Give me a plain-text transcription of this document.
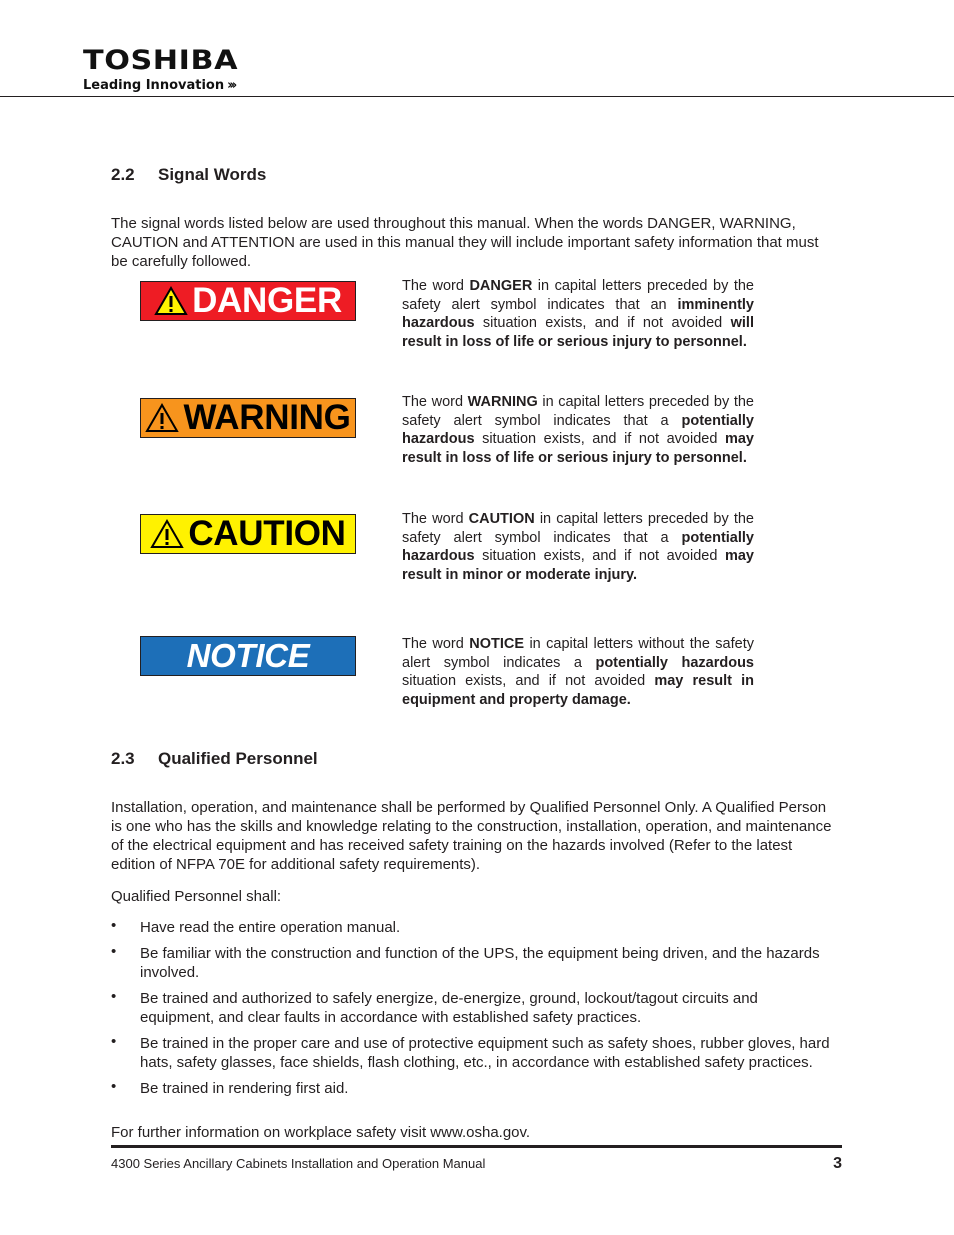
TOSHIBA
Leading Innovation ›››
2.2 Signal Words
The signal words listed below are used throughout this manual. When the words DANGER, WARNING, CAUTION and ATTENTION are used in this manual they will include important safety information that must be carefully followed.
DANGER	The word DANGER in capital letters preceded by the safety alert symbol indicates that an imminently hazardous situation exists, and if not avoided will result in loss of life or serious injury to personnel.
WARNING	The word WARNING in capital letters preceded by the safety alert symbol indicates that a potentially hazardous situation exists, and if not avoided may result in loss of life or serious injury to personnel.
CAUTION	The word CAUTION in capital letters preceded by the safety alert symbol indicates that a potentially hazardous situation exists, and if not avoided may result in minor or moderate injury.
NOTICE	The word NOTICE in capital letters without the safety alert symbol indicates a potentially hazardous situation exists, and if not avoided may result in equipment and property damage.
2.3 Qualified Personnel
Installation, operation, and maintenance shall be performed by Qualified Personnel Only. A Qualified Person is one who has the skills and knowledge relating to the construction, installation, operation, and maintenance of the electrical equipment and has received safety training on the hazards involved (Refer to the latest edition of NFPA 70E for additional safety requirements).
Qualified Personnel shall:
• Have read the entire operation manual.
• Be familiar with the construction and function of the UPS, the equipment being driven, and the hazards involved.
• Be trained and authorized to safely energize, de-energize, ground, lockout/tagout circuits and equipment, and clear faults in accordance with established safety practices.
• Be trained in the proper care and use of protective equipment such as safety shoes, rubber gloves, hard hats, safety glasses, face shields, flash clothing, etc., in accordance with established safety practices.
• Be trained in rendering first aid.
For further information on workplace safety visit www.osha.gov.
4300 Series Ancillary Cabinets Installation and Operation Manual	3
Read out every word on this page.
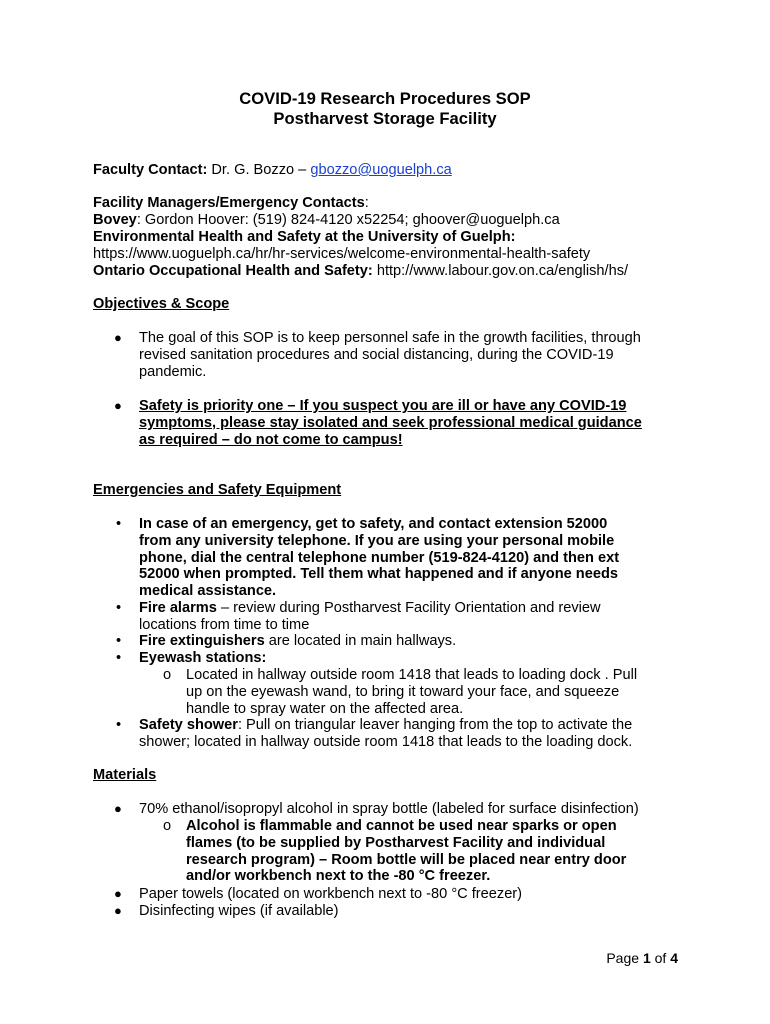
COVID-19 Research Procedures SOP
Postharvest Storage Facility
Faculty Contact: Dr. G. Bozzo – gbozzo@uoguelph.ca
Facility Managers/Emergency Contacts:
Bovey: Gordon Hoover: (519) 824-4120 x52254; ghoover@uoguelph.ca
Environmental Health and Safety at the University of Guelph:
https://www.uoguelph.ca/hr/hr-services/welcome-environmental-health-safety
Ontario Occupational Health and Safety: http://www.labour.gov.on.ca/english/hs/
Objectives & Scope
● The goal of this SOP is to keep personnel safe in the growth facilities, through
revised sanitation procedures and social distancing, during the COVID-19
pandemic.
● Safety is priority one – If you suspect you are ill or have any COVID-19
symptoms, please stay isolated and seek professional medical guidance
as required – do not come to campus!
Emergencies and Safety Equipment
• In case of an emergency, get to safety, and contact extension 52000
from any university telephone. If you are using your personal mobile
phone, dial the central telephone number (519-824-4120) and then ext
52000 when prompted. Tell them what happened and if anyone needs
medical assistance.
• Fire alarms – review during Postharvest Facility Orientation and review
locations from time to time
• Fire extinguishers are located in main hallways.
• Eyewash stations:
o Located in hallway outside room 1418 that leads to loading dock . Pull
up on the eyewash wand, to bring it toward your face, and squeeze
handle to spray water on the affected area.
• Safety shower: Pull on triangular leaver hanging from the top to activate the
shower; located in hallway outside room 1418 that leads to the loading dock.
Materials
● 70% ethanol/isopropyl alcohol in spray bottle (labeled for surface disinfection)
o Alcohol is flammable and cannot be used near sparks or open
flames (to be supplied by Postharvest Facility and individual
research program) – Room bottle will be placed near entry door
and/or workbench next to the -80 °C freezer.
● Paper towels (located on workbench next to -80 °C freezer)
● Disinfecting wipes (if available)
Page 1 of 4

*Task instructions:* Extract every line from the records above that contains the word "uoguelph".

*Result of the task:*
Faculty Contact: Dr. G. Bozzo – gbozzo@uoguelph.ca
Bovey: Gordon Hoover: (519) 824-4120 x52254; ghoover@uoguelph.ca
https://www.uoguelph.ca/hr/hr-services/welcome-environmental-health-safety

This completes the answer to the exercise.